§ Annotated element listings
--------

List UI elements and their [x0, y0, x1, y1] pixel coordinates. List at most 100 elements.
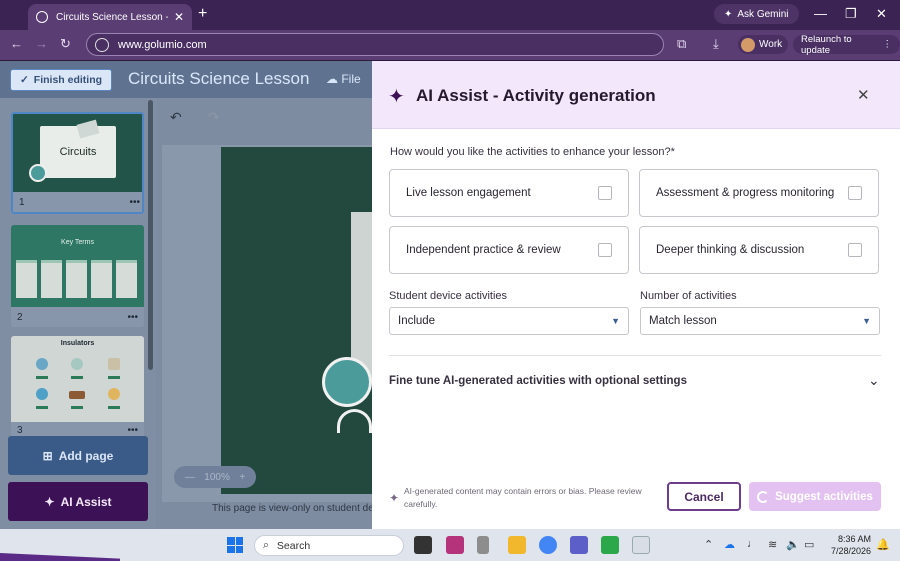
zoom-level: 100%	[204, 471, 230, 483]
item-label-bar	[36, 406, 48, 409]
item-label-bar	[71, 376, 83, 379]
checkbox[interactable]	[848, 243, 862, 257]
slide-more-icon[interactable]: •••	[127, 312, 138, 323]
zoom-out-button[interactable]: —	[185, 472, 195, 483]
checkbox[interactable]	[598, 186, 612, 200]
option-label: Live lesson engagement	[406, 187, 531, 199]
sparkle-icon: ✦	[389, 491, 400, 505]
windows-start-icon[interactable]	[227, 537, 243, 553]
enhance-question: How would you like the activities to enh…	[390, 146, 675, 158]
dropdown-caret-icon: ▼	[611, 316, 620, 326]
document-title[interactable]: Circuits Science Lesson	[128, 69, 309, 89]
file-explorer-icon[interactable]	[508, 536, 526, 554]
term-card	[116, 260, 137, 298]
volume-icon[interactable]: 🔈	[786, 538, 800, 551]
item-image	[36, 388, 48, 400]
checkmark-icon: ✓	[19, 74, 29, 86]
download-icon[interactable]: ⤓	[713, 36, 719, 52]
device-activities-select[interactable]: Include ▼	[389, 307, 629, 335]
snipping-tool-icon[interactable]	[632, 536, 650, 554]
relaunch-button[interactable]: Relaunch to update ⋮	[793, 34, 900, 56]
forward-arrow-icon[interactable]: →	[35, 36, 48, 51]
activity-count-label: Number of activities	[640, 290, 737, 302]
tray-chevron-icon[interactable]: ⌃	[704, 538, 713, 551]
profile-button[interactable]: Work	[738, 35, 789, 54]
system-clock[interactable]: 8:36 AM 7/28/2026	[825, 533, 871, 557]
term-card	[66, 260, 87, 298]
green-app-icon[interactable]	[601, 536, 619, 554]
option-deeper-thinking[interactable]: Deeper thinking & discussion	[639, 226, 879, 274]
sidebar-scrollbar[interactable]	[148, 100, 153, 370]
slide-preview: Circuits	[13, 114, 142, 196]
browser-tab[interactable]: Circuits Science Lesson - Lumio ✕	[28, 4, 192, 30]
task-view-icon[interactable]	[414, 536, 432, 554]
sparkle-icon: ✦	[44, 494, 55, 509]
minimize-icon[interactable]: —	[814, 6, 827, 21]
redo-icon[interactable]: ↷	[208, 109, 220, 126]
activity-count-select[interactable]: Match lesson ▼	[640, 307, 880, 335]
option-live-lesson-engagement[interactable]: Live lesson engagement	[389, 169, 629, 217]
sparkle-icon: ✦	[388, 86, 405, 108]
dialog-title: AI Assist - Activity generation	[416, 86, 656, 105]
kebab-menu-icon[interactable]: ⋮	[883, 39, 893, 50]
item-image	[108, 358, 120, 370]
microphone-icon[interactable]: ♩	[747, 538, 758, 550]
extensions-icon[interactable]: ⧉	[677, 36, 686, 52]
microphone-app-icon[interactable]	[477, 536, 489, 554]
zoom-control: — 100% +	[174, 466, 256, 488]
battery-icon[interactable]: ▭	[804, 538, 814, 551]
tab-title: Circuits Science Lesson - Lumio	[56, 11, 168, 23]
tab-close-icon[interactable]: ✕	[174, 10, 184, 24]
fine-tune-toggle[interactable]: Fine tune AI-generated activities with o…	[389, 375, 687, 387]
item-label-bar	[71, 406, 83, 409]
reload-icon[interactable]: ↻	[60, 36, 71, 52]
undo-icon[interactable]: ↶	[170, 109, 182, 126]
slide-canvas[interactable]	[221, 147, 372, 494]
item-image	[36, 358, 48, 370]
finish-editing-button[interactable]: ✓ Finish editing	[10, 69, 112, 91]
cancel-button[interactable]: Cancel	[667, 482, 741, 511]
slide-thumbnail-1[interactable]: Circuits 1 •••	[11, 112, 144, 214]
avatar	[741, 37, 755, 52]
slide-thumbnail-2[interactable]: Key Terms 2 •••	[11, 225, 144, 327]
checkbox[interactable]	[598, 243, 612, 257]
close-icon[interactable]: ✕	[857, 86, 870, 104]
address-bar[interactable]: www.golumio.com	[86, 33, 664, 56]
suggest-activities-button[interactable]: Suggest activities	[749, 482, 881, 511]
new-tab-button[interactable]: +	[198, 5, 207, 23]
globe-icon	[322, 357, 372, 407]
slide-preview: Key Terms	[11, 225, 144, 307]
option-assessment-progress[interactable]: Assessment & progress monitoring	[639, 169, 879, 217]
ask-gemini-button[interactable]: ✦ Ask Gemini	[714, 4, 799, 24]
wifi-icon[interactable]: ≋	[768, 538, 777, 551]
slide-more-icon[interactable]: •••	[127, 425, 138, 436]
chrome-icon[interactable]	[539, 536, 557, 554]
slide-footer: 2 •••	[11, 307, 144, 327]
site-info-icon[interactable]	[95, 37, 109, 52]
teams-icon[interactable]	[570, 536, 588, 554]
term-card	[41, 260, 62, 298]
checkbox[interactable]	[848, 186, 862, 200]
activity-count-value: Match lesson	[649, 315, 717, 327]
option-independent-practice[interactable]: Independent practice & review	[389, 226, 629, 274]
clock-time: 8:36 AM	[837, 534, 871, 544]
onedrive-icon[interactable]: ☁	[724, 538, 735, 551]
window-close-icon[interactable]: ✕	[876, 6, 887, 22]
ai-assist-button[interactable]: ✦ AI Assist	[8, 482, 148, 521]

--------

Lay out the lines above as a JSON list of strings, one string per line and blank lines dropped. Leave the pictures out of the answer.

§ Complete response
[
  "List UI elements and their [x0, y0, x1, y1] pixel coordinates. List at most 100 elements.",
  "zoom-level: 100%\t[204, 471, 230, 483]",
  "item-label-bar\t[36, 406, 48, 409]",
  "item-label-bar\t[71, 376, 83, 379]",
  "checkbox[interactable]\t[848, 243, 862, 257]",
  "slide-more-icon[interactable]: •••\t[127, 312, 138, 323]",
  "zoom-out-button[interactable]: —\t[185, 472, 195, 483]",
  "checkbox[interactable]\t[598, 186, 612, 200]",
  "option-label: Live lesson engagement\t[406, 187, 531, 199]",
  "sparkle-icon: ✦\t[389, 491, 400, 505]",
  "windows-start-icon[interactable]\t[227, 537, 243, 553]",
  "enhance-question: How would you like the activities to enh…\t[390, 146, 675, 158]",
  "dropdown-caret-icon: ▼\t[611, 316, 620, 326]",
  "document-title[interactable]: Circuits Science Lesson\t[128, 69, 309, 89]",
  "file-explorer-icon[interactable]\t[508, 536, 526, 554]",
  "term-card\t[116, 260, 137, 298]",
  "volume-icon[interactable]: 🔈\t[786, 538, 800, 551]",
  "item-image\t[36, 388, 48, 400]",
  "checkmark-icon: ✓\t[19, 74, 29, 86]",
  "download-icon[interactable]: ⤓\t[713, 36, 719, 52]",
  "device-activities-select[interactable]: Include ▼\t[389, 307, 629, 335]",
  "snipping-tool-icon[interactable]\t[632, 536, 650, 554]",
  "relaunch-button[interactable]: Relaunch to update ⋮\t[793, 34, 900, 56]",
  "forward-arrow-icon[interactable]: →\t[35, 36, 48, 51]",
  "activity-count-label: Number of activities\t[640, 290, 737, 302]",
  "tray-chevron-icon[interactable]: ⌃\t[704, 538, 713, 551]",
  "profile-button[interactable]: Work\t[738, 35, 789, 54]",
  "system-clock[interactable]: 8:36 AM 7/28/2026\t[825, 533, 871, 557]",
  "term-card\t[66, 260, 87, 298]",
  "green-app-icon[interactable]\t[601, 536, 619, 554]",
  "option-deeper-thinking[interactable]: Deeper thinking & discussion\t[639, 226, 879, 274]",
  "sidebar-scrollbar[interactable]\t[148, 100, 153, 370]",
  "slide-preview: Circuits\t[13, 114, 142, 196]",
  "browser-tab[interactable]: Circuits Science Lesson - Lumio ✕\t[28, 4, 192, 30]",
  "task-view-icon[interactable]\t[414, 536, 432, 554]",
  "sparkle-icon: ✦\t[44, 494, 55, 509]",
  "minimize-icon[interactable]: —\t[814, 6, 827, 21]",
  "redo-icon[interactable]: ↷\t[208, 109, 220, 126]",
  "activity-count-select[interactable]: Match lesson ▼\t[640, 307, 880, 335]",
  "option-live-lesson-engagement[interactable]: Live lesson engagement\t[389, 169, 629, 217]",
  "sparkle-icon: ✦\t[388, 86, 405, 108]",
  "dialog-title: AI Assist - Activity generation\t[416, 86, 656, 105]",
  "kebab-menu-icon[interactable]: ⋮\t[883, 39, 893, 50]",
  "item-image\t[108, 358, 120, 370]",
  "microphone-icon[interactable]: ♩\t[747, 538, 758, 550]",
  "extensions-icon[interactable]: ⧉\t[677, 36, 686, 52]",
  "microphone-app-icon[interactable]\t[477, 536, 489, 554]",
  "zoom-control: — 100% +\t[174, 466, 256, 488]",
  "battery-icon[interactable]: ▭\t[804, 538, 814, 551]",
  "tab-title: Circuits Science Lesson - Lumio\t[56, 11, 168, 23]",
  "tab-close-icon[interactable]: ✕\t[174, 10, 184, 24]",
  "fine-tune-toggle[interactable]: Fine tune AI-generated activities with o…\t[389, 375, 687, 387]",
  "item-label-bar\t[71, 406, 83, 409]",
  "reload-icon[interactable]: ↻\t[60, 36, 71, 52]",
  "undo-icon[interactable]: ↶\t[170, 109, 182, 126]",
  "slide-canvas[interactable]\t[221, 147, 372, 494]",
  "item-image\t[36, 358, 48, 370]",
  "finish-editing-button[interactable]: ✓ Finish editing\t[10, 69, 112, 91]",
  "cancel-button[interactable]: Cancel\t[667, 482, 741, 511]",
  "slide-thumbnail-1[interactable]: Circuits 1 •••\t[11, 112, 144, 214]",
  "avatar\t[741, 37, 755, 52]",
  "slide-thumbnail-2[interactable]: Key Terms 2 •••\t[11, 225, 144, 327]",
  "checkbox[interactable]\t[598, 243, 612, 257]",
  "close-icon[interactable]: ✕\t[857, 86, 870, 104]",
  "address-bar[interactable]: www.golumio.com\t[86, 33, 664, 56]",
  "suggest-activities-button[interactable]: Suggest activities\t[749, 482, 881, 511]",
  "new-tab-button[interactable]: +\t[198, 5, 207, 23]",
  "globe-icon\t[322, 357, 372, 407]",
  "slide-preview: Key Terms\t[11, 225, 144, 307]",
  "option-assessment-progress[interactable]: Assessment & progress monitoring\t[639, 169, 879, 217]",
  "ask-gemini-button[interactable]: ✦ Ask Gemini\t[714, 4, 799, 24]",
  "wifi-icon[interactable]: ≋\t[768, 538, 777, 551]",
  "slide-more-icon[interactable]: •••\t[127, 425, 138, 436]",
  "chrome-icon[interactable]\t[539, 536, 557, 554]",
  "slide-footer: 2 •••\t[11, 307, 144, 327]",
  "site-info-icon[interactable]\t[95, 37, 109, 52]",
  "teams-icon[interactable]\t[570, 536, 588, 554]",
  "term-card\t[41, 260, 62, 298]",
  "checkbox[interactable]\t[848, 186, 862, 200]",
  "activity-count-value: Match lesson\t[649, 315, 717, 327]",
  "option-independent-practice[interactable]: Independent practice & review\t[389, 226, 629, 274]",
  "clock-time: 8:36 AM\t[837, 534, 871, 544]",
  "onedrive-icon[interactable]: ☁\t[724, 538, 735, 551]",
  "window-close-icon[interactable]: ✕\t[876, 6, 887, 22]",
  "ai-assist-button[interactable]: ✦ AI Assist\t[8, 482, 148, 521]"
]